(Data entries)
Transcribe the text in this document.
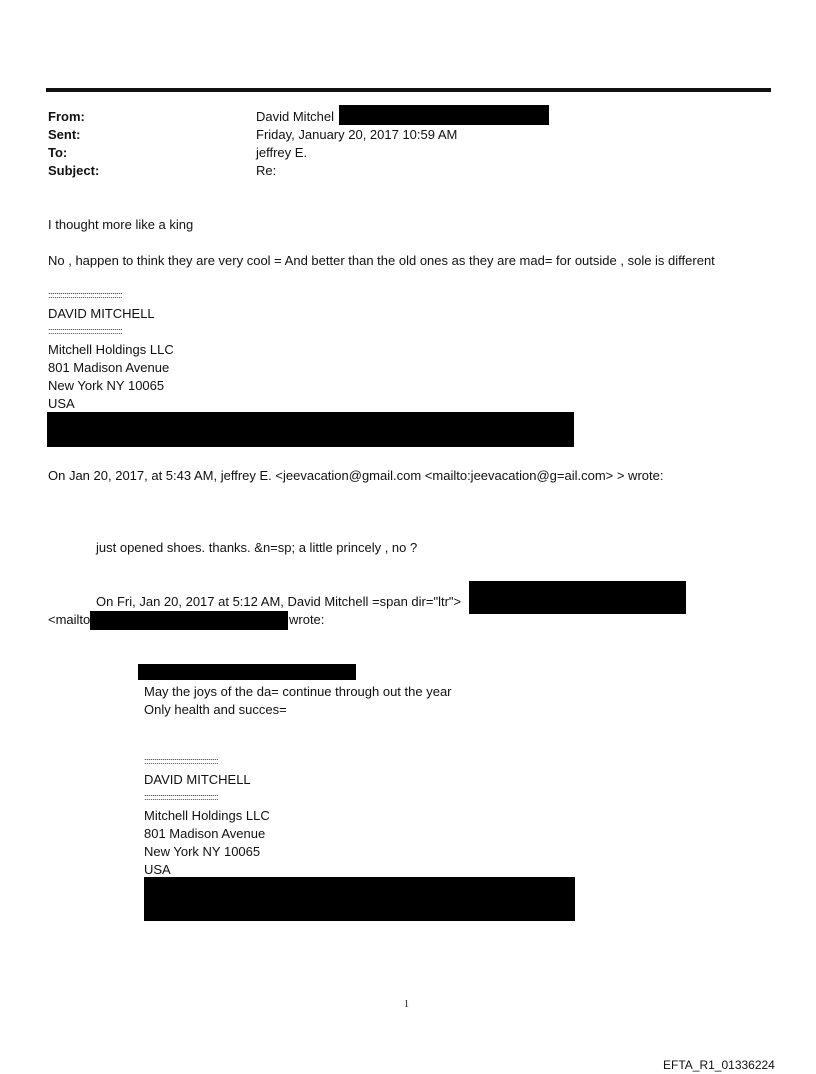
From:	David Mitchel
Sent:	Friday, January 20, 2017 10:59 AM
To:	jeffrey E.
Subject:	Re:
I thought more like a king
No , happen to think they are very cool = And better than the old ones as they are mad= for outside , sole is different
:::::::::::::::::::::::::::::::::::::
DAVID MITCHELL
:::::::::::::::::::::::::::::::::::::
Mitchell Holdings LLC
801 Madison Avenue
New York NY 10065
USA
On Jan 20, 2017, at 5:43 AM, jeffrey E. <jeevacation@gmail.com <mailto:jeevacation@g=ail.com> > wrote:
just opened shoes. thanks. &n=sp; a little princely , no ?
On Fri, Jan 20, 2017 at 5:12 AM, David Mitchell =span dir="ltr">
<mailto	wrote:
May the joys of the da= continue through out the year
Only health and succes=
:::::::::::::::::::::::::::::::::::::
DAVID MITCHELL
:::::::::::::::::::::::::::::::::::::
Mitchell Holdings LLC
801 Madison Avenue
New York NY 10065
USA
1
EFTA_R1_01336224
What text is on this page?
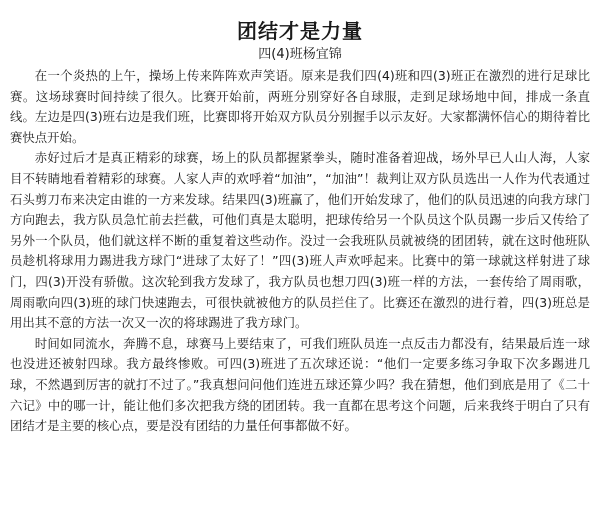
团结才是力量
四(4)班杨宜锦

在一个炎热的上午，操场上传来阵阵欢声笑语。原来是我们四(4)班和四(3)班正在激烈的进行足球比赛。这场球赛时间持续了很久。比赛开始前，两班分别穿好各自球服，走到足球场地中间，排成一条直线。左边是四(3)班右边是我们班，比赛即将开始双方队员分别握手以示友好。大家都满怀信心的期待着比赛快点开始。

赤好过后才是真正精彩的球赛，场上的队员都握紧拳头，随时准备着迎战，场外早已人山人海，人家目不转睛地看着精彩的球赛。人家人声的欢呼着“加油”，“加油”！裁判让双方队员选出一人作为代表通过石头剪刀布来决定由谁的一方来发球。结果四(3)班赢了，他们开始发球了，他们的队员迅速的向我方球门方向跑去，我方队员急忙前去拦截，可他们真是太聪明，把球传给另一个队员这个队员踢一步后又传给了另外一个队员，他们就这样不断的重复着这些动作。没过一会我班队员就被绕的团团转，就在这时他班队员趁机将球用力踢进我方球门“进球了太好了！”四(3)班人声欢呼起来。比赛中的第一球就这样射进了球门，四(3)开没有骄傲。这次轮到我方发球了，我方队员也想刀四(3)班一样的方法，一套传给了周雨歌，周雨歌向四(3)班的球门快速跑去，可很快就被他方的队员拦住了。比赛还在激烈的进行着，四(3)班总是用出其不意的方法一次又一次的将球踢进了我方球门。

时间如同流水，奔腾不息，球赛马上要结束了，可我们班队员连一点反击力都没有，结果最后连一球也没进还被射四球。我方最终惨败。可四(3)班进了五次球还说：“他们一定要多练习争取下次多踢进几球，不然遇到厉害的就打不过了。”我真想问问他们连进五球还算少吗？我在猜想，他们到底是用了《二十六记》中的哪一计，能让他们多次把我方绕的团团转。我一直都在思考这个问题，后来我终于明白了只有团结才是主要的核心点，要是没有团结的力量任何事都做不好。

# WORK TO DO:
Using the listing above, show every line that includes the string "mailto".

# EXERCISE RESPONSE:
On Jan 20, 2017, at 5:43 AM, jeffrey E. <jeevacation@gmail.com <mailto:jeevacation@g=ail.com> > wrote:
<mailto	wrote:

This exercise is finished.